* [TASK BRIEF]: Using the records below, report how many lines hold "Covered", with no extra text.

________________

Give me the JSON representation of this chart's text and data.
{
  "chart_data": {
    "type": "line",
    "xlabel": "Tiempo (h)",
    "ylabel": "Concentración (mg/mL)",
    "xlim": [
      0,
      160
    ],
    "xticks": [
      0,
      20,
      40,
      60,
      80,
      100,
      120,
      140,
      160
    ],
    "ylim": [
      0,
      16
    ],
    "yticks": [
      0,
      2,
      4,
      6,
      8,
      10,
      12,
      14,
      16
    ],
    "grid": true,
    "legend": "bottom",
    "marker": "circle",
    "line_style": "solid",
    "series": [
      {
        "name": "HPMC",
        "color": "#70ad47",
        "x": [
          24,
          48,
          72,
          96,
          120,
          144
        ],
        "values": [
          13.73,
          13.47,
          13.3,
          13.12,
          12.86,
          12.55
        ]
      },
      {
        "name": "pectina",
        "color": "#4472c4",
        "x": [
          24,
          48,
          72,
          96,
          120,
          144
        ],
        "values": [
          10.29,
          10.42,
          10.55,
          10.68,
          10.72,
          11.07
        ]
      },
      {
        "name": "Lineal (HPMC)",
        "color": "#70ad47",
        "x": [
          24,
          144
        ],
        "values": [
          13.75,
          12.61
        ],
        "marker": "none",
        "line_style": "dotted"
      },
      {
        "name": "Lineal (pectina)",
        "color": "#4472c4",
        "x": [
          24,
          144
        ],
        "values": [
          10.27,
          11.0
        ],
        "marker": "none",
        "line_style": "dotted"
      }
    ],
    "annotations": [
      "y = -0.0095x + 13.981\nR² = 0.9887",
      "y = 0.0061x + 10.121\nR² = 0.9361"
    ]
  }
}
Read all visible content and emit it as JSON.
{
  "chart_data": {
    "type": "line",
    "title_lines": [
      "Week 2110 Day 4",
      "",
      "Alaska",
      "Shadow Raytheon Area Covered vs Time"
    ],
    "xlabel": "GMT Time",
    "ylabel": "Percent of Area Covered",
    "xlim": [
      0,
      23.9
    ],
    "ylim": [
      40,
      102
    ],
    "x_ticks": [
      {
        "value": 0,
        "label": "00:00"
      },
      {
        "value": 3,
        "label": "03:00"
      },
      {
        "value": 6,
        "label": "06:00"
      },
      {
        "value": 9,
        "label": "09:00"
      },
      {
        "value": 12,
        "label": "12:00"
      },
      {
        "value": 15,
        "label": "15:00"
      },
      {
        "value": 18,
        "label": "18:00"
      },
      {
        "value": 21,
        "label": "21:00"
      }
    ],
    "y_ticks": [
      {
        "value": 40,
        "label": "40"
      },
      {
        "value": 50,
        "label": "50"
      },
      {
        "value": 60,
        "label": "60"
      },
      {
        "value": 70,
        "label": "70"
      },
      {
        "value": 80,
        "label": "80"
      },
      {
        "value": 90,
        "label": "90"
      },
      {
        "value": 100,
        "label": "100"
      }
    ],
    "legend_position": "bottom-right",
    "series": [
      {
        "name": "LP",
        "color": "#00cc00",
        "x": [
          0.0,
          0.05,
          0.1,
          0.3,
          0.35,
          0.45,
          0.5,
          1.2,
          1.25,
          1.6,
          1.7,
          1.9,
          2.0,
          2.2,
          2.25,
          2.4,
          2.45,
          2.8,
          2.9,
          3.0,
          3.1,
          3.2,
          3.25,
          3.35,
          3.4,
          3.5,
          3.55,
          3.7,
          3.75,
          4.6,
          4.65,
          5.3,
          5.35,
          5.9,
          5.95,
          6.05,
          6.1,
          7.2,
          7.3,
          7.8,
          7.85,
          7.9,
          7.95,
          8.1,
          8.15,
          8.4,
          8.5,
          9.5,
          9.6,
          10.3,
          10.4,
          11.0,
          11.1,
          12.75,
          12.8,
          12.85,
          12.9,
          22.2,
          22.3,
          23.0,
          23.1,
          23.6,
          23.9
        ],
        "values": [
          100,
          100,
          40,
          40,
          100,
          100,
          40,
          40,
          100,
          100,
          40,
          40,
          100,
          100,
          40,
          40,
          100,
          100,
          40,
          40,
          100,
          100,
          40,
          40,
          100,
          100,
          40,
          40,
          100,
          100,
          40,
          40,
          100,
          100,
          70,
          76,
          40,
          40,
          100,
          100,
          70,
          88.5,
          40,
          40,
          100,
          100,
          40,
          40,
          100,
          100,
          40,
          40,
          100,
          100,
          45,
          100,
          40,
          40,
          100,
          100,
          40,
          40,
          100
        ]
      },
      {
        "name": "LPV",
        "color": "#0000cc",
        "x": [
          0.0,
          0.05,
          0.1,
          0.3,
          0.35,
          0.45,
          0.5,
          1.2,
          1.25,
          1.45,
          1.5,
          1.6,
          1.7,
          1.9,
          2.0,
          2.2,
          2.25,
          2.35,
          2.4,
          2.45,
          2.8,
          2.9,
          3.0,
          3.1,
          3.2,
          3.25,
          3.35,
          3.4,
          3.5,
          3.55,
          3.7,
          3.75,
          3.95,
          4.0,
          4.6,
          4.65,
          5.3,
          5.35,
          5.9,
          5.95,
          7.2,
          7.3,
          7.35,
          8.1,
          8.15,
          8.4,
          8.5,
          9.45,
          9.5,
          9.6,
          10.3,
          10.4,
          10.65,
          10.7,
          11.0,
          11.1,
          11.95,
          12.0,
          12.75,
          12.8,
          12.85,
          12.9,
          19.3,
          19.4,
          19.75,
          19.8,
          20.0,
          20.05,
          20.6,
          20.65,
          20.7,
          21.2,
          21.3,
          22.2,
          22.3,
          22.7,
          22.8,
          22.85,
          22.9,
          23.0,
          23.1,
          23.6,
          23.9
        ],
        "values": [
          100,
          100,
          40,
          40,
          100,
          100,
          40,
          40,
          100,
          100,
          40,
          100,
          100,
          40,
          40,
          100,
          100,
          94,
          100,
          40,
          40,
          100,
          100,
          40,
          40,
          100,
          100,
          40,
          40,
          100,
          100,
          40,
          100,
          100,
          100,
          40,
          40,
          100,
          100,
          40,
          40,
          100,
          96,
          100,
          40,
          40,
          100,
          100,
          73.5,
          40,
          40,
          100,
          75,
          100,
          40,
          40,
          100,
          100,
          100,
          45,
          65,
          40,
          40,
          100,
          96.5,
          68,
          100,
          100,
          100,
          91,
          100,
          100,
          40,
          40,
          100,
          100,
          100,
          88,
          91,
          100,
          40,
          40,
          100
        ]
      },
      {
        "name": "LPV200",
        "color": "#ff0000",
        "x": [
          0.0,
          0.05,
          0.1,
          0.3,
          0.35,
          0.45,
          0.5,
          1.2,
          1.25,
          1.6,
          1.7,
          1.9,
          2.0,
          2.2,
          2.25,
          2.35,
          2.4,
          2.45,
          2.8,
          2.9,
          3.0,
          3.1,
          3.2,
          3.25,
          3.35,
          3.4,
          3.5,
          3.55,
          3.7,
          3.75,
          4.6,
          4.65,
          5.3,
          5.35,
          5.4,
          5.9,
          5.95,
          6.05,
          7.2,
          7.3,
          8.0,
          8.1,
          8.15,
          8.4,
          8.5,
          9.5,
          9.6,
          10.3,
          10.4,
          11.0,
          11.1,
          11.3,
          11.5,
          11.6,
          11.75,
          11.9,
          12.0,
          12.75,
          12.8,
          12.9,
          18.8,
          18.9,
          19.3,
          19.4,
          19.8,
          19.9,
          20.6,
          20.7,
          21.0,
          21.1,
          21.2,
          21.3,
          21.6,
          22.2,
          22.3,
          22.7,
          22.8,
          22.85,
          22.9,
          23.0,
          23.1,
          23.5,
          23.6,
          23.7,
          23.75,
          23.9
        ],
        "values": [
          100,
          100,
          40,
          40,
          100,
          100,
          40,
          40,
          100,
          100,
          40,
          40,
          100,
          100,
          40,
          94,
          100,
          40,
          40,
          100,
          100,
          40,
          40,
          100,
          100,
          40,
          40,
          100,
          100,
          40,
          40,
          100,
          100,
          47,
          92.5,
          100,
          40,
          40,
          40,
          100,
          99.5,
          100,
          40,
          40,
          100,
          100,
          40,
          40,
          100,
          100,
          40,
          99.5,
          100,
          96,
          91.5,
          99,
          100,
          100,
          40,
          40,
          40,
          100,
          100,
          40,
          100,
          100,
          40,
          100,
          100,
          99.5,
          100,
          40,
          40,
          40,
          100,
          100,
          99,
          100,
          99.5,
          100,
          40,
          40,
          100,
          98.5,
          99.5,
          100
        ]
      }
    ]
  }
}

________________

* [ANSWER FOR THE TASK]: 2